• Aim of the exercise:
Skip every picture and copy only the lines from the one containing "Extract all readable text from this page." to the final line of the records below.

═════ Source material ═════

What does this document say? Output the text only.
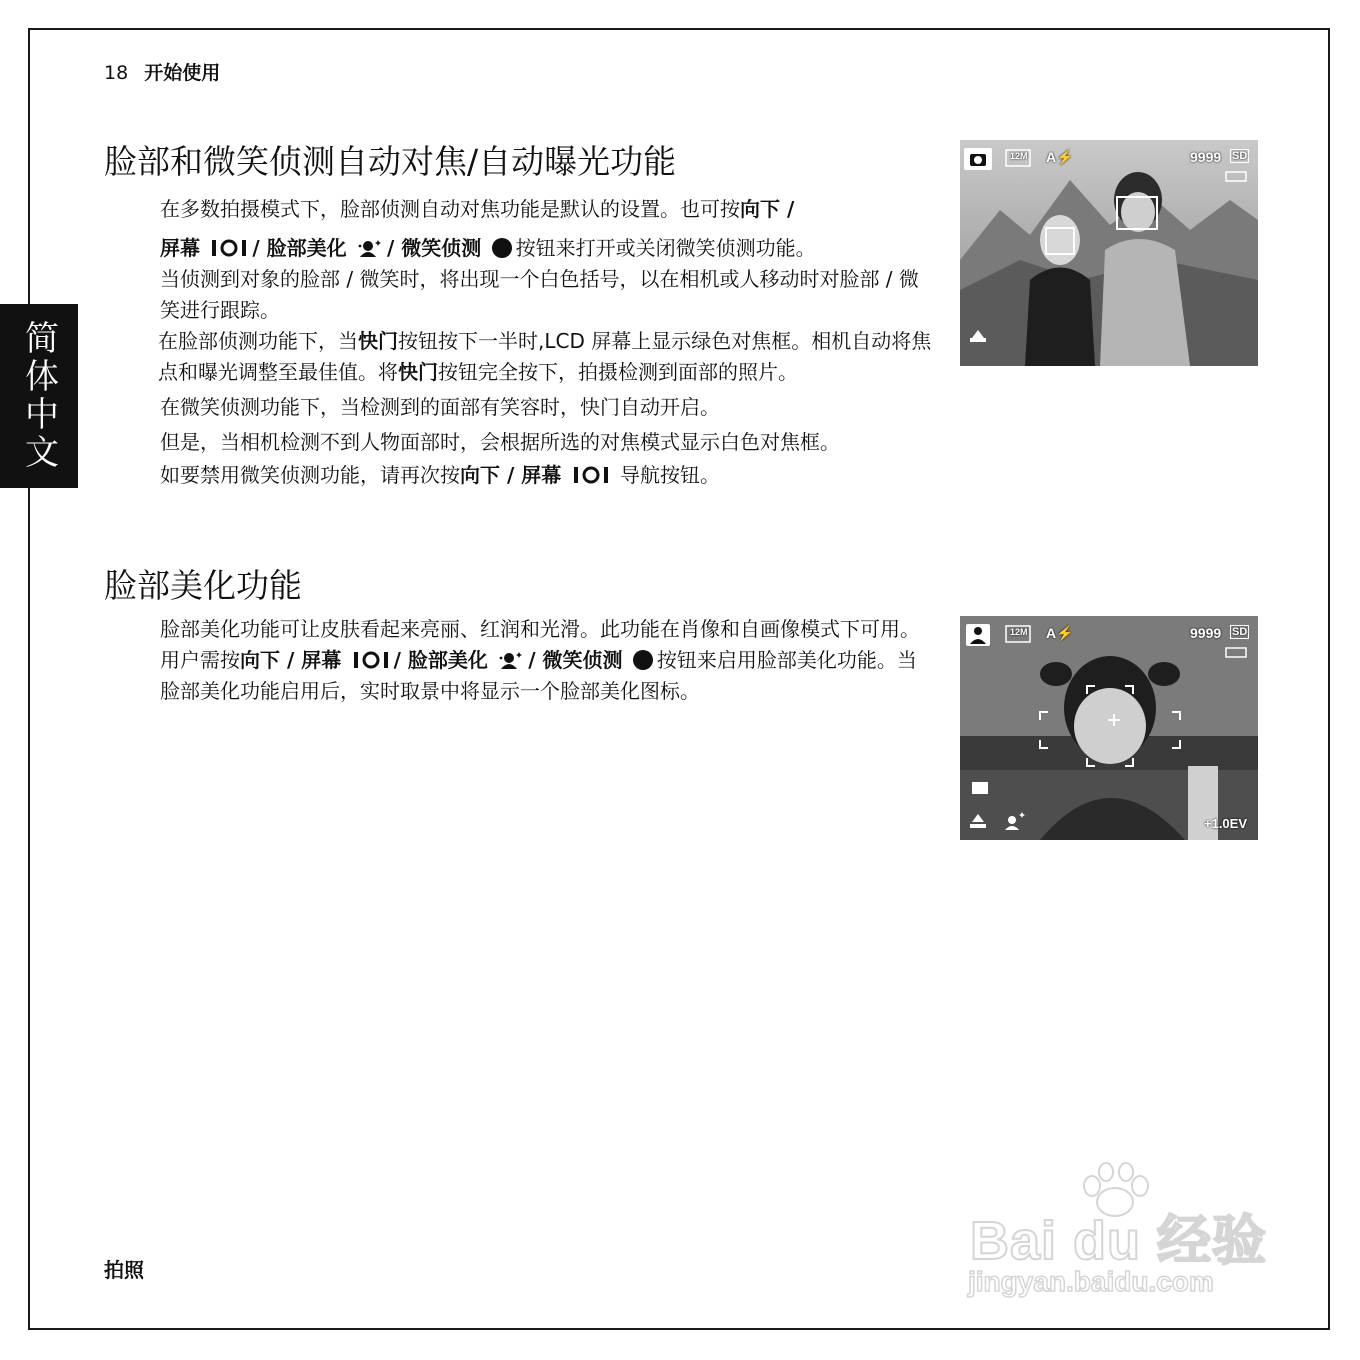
18 开始使用
简体中文
脸部和微笑侦测自动对焦/自动曝光功能

在多数拍摄模式下，脸部侦测自动对焦功能是默认的设置。也可按向下 /

屏幕	/ 脸部美化 / 微笑侦测 ‿ 按钮来打开或关闭微笑侦测功能。

当侦测到对象的脸部 / 微笑时，将出现一个白色括号，以在相机或人移动时对脸部 / 微笑进行跟踪。

在脸部侦测功能下，当快门按钮按下一半时,LCD 屏幕上显示绿色对焦框。相机自动将焦点和曝光调整至最佳值。将快门按钮完全按下，拍摄检测到面部的照片。

在微笑侦测功能下，当检测到的面部有笑容时，快门自动开启。

但是，当相机检测不到人物面部时，会根据所选的对焦模式显示白色对焦框。

如要禁用微笑侦测功能，请再次按向下 / 屏幕	导航按钮。

脸部美化功能

脸部美化功能可让皮肤看起来亮丽、红润和光滑。此功能在肖像和自画像模式下可用。用户需按向下 / 屏幕	/ 脸部美化 / 微笑侦测 ‿ 按钮来启用脸部美化功能。当脸部美化功能启用后，实时取景中将显示一个脸部美化图标。

12M A⚡	9999 SD
12M A⚡	9999 SD
+1.0EV
拍照	Bai du 经验
jingyan.baidu.com
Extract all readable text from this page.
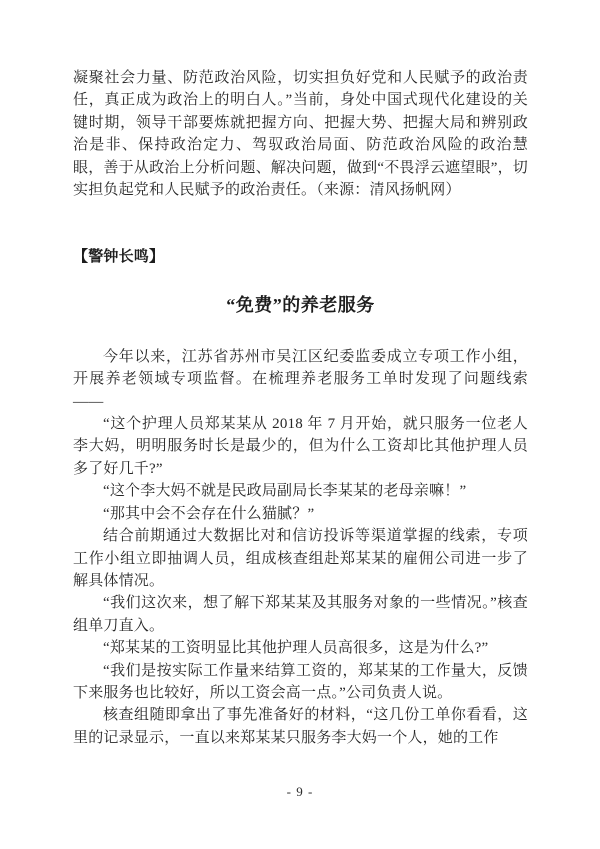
凝聚社会力量、防范政治风险，切实担负好党和人民赋予的政治责任，真正成为政治上的明白人。”当前，身处中国式现代化建设的关键时期，领导干部要炼就把握方向、把握大势、把握大局和辨别政治是非、保持政治定力、驾驭政治局面、防范政治风险的政治慧眼，善于从政治上分析问题、解决问题，做到“不畏浮云遮望眼”，切实担负起党和人民赋予的政治责任。（来源：清风扬帆网）

【警钟长鸣】

“免费”的养老服务

今年以来，江苏省苏州市吴江区纪委监委成立专项工作小组，开展养老领域专项监督。在梳理养老服务工单时发现了问题线索——

“这个护理人员郑某某从 2018 年 7 月开始，就只服务一位老人李大妈，明明服务时长是最少的，但为什么工资却比其他护理人员多了好几千?”

“这个李大妈不就是民政局副局长李某某的老母亲嘛！”

“那其中会不会存在什么猫腻？”

结合前期通过大数据比对和信访投诉等渠道掌握的线索，专项工作小组立即抽调人员，组成核查组赴郑某某的雇佣公司进一步了解具体情况。

“我们这次来，想了解下郑某某及其服务对象的一些情况。”核查组单刀直入。

“郑某某的工资明显比其他护理人员高很多，这是为什么?”

“我们是按实际工作量来结算工资的，郑某某的工作量大，反馈下来服务也比较好，所以工资会高一点。”公司负责人说。

核查组随即拿出了事先准备好的材料，“这几份工单你看看，这里的记录显示，一直以来郑某某只服务李大妈一个人，她的工作

- 9 -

═════

• Solution for this problem:
Extract all readable text from this page.
凝聚社会力量、防范政治风险，切实担负好党和人民赋予的政治责任，真正成为政治上的明白人。”当前，身处中国式现代化建设的关键时期，领导干部要炼就把握方向、把握大势、把握大局和辨别政治是非、保持政治定力、驾驭政治局面、防范政治风险的政治慧眼，善于从政治上分析问题、解决问题，做到“不畏浮云遮望眼”，切实担负起党和人民赋予的政治责任。（来源：清风扬帆网）

【警钟长鸣】

“免费”的养老服务

今年以来，江苏省苏州市吴江区纪委监委成立专项工作小组，开展养老领域专项监督。在梳理养老服务工单时发现了问题线索——

“这个护理人员郑某某从 2018 年 7 月开始，就只服务一位老人李大妈，明明服务时长是最少的，但为什么工资却比其他护理人员多了好几千?”

“这个李大妈不就是民政局副局长李某某的老母亲嘛！”

“那其中会不会存在什么猫腻？”

结合前期通过大数据比对和信访投诉等渠道掌握的线索，专项工作小组立即抽调人员，组成核查组赴郑某某的雇佣公司进一步了解具体情况。

“我们这次来，想了解下郑某某及其服务对象的一些情况。”核查组单刀直入。

“郑某某的工资明显比其他护理人员高很多，这是为什么?”

“我们是按实际工作量来结算工资的，郑某某的工作量大，反馈下来服务也比较好，所以工资会高一点。”公司负责人说。

核查组随即拿出了事先准备好的材料，“这几份工单你看看，这里的记录显示，一直以来郑某某只服务李大妈一个人，她的工作

- 9 -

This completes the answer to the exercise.